"""
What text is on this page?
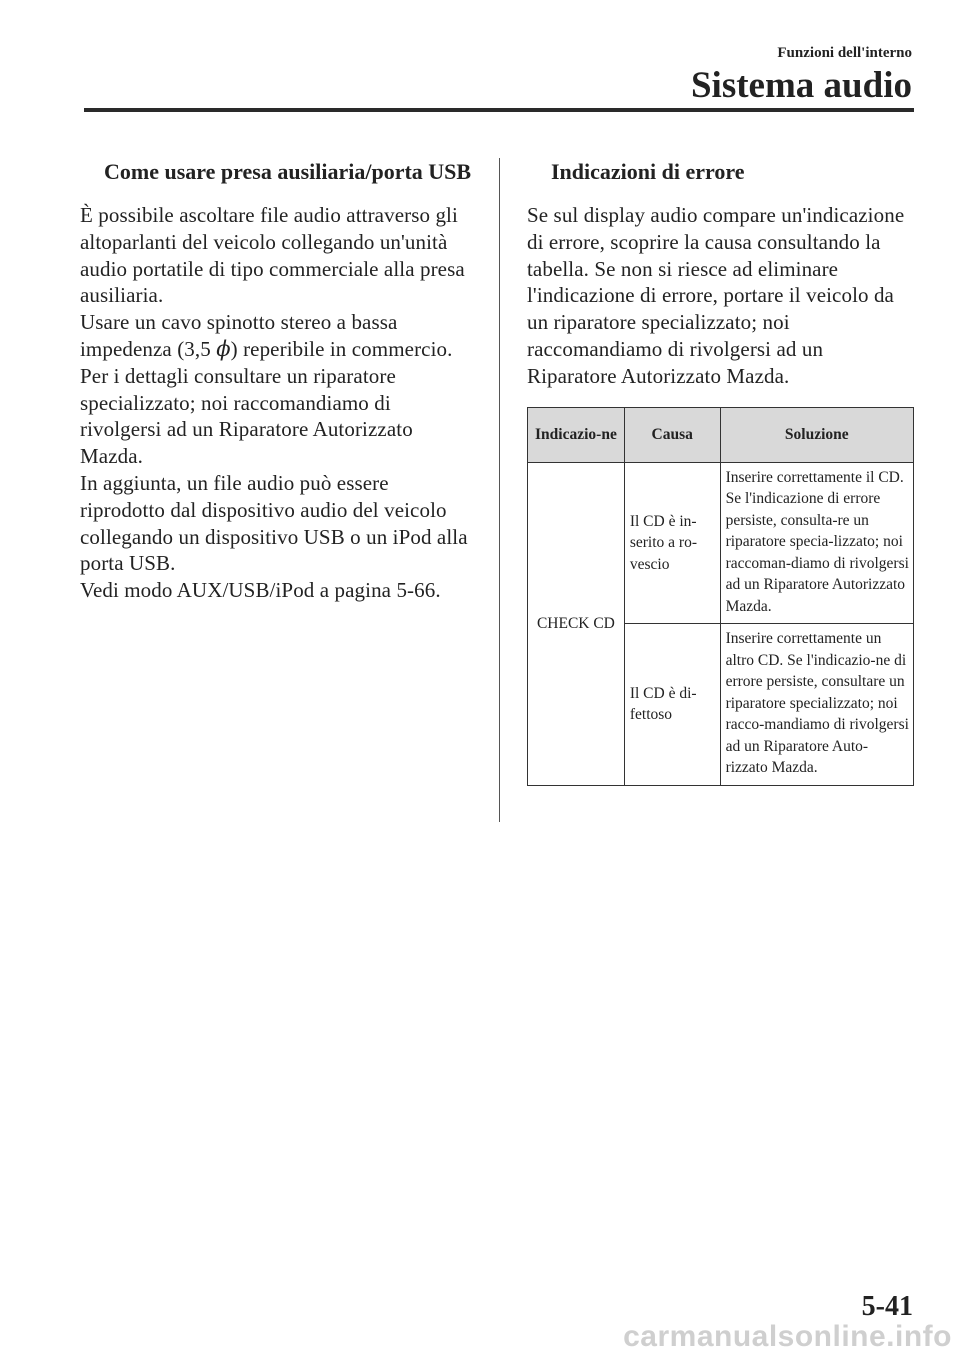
Funzioni dell'interno
Sistema audio
Come usare presa ausiliaria/porta USB

È possibile ascoltare file audio attraverso gli altoparlanti del veicolo collegando un'unità audio portatile di tipo commerciale alla presa ausiliaria.

Usare un cavo spinotto stereo a bassa impedenza (3,5 ϕ) reperibile in commercio. Per i dettagli consultare un riparatore specializzato; noi raccomandiamo di rivolgersi ad un Riparatore Autorizzato Mazda.

In aggiunta, un file audio può essere riprodotto dal dispositivo audio del veicolo collegando un dispositivo USB o un iPod alla porta USB.

Vedi modo AUX/USB/iPod a pagina 5-66.

Indicazioni di errore

Se sul display audio compare un'indicazione di errore, scoprire la causa consultando la tabella. Se non si riesce ad eliminare l'indicazione di errore, portare il veicolo da un riparatore specializzato; noi raccomandiamo di rivolgersi ad un Riparatore Autorizzato Mazda.

Indicazio-ne	Causa	Soluzione
CHECK CD	Il CD è in-serito a ro-vescio	Inserire correttamente il CD. Se l'indicazione di errore persiste, consulta-re un riparatore specia-lizzato; noi raccoman-diamo di rivolgersi ad un Riparatore Autorizzato Mazda.
	Il CD è di-fettoso	Inserire correttamente un altro CD. Se l'indicazio-ne di errore persiste, consultare un riparatore specializzato; noi racco-mandiamo di rivolgersi ad un Riparatore Auto-rizzato Mazda.
5-41
carmanualsonline.info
"""
* Written request *
Copy each line above precisely, dropping the pictures.

* Answer for the task *
What text is on this page?
Funzioni dell'interno
Sistema audio
Come usare presa ausiliaria/porta USB

È possibile ascoltare file audio attraverso gli altoparlanti del veicolo collegando un'unità audio portatile di tipo commerciale alla presa ausiliaria.

Usare un cavo spinotto stereo a bassa impedenza (3,5 ϕ) reperibile in commercio. Per i dettagli consultare un riparatore specializzato; noi raccomandiamo di rivolgersi ad un Riparatore Autorizzato Mazda.

In aggiunta, un file audio può essere riprodotto dal dispositivo audio del veicolo collegando un dispositivo USB o un iPod alla porta USB.

Vedi modo AUX/USB/iPod a pagina 5-66.

Indicazioni di errore

Se sul display audio compare un'indicazione di errore, scoprire la causa consultando la tabella. Se non si riesce ad eliminare l'indicazione di errore, portare il veicolo da un riparatore specializzato; noi raccomandiamo di rivolgersi ad un Riparatore Autorizzato Mazda.

Indicazio-ne	Causa	Soluzione
CHECK CD	Il CD è in-serito a ro-vescio	Inserire correttamente il CD. Se l'indicazione di errore persiste, consulta-re un riparatore specia-lizzato; noi raccoman-diamo di rivolgersi ad un Riparatore Autorizzato Mazda.
	Il CD è di-fettoso	Inserire correttamente un altro CD. Se l'indicazio-ne di errore persiste, consultare un riparatore specializzato; noi racco-mandiamo di rivolgersi ad un Riparatore Auto-rizzato Mazda.
5-41
carmanualsonline.info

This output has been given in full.